╭─ Sezione del documento

Ora, grazie ai dati trafugati, sappiamo che li aveva avuti. La fattura, fra l'altro, riguarda solo metà dei pagamenti ricevuti dal Sudan, che ammontano in tutto a 960.000 euro.

David Vincenzetti, CEO di HackingTeam, era indubbiamente al corrente delle perplessità dell'ONU: a febbraio rispose al comitato di esperti delle Nazioni Unite usando toni decisamente aggressivi e dicendo che ogni ulteriore richiesta del comitato di esperti gli sembrava una violazione ingiustificata e ingiustificabile del diritto al segreto commerciale. Il 21 aprile, Vincenzetti addirittura ha accusato l'inchiesta ONU di essere un danno per la reputazione e l'immagine di HackingTeam.

L'ONU ha chiesto ancora a HackingTeam ben cinque volte (l'ultima il 15 maggio scorso) di chiarire se l'azienda avesse mai fatto affari con il Sudan. HackingTeam non ha mai risposto.

Questo muro del silenzio si è infranto con la fuga di dati di ieri, dalla quale sono emersi documenti che smentiscono le parole di HackingTeam. Tanto per cominciare, c'è l'elenco dello stato dei rapporti con vari paesi. Per il Sudan, al posto di Active (attivo) o di Expired (scaduto) usati per gli altri paesi clienti (tranne la Russia), c'è una frase compromettente: “12/31/2014 Not officially supported” (non supportato ufficialmente). Sarebbe molto interessante chiedere ad Eric Rabe di spiegare il significato di questa frase.

╰─

Riproduci per intero e senza alcuna modifica il testo su HackingTeam e il Sudan. Per rispondere serviti soltanto del testo.

╭─ Materiale di studio

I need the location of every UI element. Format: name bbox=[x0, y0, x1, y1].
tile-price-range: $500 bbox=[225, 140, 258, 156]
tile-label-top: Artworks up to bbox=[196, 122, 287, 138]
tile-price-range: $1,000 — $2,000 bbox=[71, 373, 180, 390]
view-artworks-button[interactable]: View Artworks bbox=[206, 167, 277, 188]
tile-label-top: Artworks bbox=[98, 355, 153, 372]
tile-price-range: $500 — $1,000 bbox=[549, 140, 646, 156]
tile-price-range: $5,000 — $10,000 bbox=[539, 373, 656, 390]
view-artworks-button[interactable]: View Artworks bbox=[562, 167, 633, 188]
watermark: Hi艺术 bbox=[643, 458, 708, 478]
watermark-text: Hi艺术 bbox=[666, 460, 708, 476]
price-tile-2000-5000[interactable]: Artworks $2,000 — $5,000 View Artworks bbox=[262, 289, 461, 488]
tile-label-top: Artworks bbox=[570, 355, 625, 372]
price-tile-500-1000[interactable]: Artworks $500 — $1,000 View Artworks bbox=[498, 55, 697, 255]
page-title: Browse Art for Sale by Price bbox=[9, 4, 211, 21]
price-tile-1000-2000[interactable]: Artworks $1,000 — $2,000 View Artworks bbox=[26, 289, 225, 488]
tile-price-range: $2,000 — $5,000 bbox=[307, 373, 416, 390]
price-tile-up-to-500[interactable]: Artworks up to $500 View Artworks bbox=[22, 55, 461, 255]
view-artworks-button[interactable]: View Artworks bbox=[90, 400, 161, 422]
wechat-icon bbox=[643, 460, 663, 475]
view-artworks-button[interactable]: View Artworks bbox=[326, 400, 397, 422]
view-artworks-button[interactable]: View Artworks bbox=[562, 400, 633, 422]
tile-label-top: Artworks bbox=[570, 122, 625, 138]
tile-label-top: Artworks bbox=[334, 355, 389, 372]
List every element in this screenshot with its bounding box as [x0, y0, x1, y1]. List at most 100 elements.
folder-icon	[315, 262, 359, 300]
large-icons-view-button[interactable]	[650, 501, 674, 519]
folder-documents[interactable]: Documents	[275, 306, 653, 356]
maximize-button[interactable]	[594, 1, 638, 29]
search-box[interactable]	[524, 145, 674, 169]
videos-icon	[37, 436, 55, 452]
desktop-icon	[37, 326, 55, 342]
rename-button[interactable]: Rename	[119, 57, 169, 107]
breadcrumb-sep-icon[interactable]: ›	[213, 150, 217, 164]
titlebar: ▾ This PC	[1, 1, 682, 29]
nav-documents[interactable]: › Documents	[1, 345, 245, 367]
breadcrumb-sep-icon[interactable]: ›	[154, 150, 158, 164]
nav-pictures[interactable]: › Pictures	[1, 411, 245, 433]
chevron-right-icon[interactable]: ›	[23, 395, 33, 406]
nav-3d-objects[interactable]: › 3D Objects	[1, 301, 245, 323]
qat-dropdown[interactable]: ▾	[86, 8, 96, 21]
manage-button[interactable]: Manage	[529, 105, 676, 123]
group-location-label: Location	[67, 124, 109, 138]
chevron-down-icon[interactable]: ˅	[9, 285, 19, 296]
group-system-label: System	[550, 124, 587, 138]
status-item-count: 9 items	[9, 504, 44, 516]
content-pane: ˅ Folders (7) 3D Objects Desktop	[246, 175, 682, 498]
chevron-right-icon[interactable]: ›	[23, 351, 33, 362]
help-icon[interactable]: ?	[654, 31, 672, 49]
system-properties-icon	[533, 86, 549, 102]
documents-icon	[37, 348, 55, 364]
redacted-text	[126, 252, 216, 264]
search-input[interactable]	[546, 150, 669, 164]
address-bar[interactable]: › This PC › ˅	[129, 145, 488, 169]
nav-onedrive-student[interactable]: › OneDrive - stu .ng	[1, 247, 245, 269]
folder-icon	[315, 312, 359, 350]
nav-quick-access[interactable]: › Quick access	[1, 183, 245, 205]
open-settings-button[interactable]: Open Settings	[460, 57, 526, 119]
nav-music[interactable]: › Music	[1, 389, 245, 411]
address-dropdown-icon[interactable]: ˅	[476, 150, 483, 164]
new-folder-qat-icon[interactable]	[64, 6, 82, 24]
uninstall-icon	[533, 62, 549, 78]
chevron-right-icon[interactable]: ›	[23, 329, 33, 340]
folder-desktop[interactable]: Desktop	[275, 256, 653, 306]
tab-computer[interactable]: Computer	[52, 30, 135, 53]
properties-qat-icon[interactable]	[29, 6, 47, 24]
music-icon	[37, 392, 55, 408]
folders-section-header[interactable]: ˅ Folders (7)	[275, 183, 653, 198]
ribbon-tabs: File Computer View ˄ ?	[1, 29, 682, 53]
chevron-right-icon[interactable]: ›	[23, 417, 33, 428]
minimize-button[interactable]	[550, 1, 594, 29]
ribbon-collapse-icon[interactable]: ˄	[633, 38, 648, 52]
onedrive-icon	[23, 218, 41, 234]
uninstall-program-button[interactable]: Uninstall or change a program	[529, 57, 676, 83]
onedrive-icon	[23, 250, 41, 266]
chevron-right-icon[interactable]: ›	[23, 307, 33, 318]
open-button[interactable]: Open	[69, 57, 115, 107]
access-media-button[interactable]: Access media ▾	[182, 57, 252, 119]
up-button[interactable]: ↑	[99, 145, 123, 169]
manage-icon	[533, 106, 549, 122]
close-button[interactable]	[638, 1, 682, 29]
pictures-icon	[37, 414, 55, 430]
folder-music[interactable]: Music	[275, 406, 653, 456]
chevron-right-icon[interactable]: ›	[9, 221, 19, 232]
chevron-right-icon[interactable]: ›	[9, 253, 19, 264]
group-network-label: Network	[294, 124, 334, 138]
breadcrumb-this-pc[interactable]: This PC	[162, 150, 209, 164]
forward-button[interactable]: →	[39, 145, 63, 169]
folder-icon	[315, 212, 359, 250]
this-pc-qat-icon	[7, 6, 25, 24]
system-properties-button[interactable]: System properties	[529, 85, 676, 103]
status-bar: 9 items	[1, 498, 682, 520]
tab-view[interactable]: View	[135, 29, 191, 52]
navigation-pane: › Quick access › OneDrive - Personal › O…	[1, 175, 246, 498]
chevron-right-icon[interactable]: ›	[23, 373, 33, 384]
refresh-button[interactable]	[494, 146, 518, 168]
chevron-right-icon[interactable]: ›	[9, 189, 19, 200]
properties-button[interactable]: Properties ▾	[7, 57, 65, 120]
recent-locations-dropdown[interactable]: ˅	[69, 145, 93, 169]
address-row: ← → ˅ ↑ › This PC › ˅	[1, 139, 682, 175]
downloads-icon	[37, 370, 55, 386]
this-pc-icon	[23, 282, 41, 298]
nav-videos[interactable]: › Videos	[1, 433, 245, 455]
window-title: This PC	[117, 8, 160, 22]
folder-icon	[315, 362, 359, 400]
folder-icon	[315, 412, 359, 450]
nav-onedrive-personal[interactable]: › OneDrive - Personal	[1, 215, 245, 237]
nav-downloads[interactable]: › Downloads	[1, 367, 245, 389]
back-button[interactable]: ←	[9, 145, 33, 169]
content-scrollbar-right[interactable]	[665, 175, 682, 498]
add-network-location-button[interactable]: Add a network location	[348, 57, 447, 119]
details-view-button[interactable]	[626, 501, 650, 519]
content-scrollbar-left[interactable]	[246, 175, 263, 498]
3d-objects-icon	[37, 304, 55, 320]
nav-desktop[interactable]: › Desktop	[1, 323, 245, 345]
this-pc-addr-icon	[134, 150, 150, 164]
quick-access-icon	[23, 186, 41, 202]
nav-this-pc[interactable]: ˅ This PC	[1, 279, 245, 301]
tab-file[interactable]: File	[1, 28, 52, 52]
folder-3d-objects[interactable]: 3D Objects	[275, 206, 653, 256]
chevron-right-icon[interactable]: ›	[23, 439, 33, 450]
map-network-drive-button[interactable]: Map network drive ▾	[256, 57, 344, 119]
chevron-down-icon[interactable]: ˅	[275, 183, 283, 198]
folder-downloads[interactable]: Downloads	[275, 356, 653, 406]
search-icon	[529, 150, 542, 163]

╰─

Spazio risposta –
Ora, grazie ai dati trafugati, sappiamo che li aveva avuti. La fattura, fra l'altro, riguarda solo metà dei pagamenti ricevuti dal Sudan, che ammontano in tutto a 960.000 euro.

David Vincenzetti, CEO di HackingTeam, era indubbiamente al corrente delle perplessità dell'ONU: a febbraio rispose al comitato di esperti delle Nazioni Unite usando toni decisamente aggressivi e dicendo che ogni ulteriore richiesta del comitato di esperti gli sembrava una violazione ingiustificata e ingiustificabile del diritto al segreto commerciale. Il 21 aprile, Vincenzetti addirittura ha accusato l'inchiesta ONU di essere un danno per la reputazione e l'immagine di HackingTeam.

L'ONU ha chiesto ancora a HackingTeam ben cinque volte (l'ultima il 15 maggio scorso) di chiarire se l'azienda avesse mai fatto affari con il Sudan. HackingTeam non ha mai risposto.

Questo muro del silenzio si è infranto con la fuga di dati di ieri, dalla quale sono emersi documenti che smentiscono le parole di HackingTeam. Tanto per cominciare, c'è l'elenco dello stato dei rapporti con vari paesi. Per il Sudan, al posto di Active (attivo) o di Expired (scaduto) usati per gli altri paesi clienti (tranne la Russia), c'è una frase compromettente: “12/31/2014 Not officially supported” (non supportato ufficialmente). Sarebbe molto interessante chiedere ad Eric Rabe di spiegare il significato di questa frase.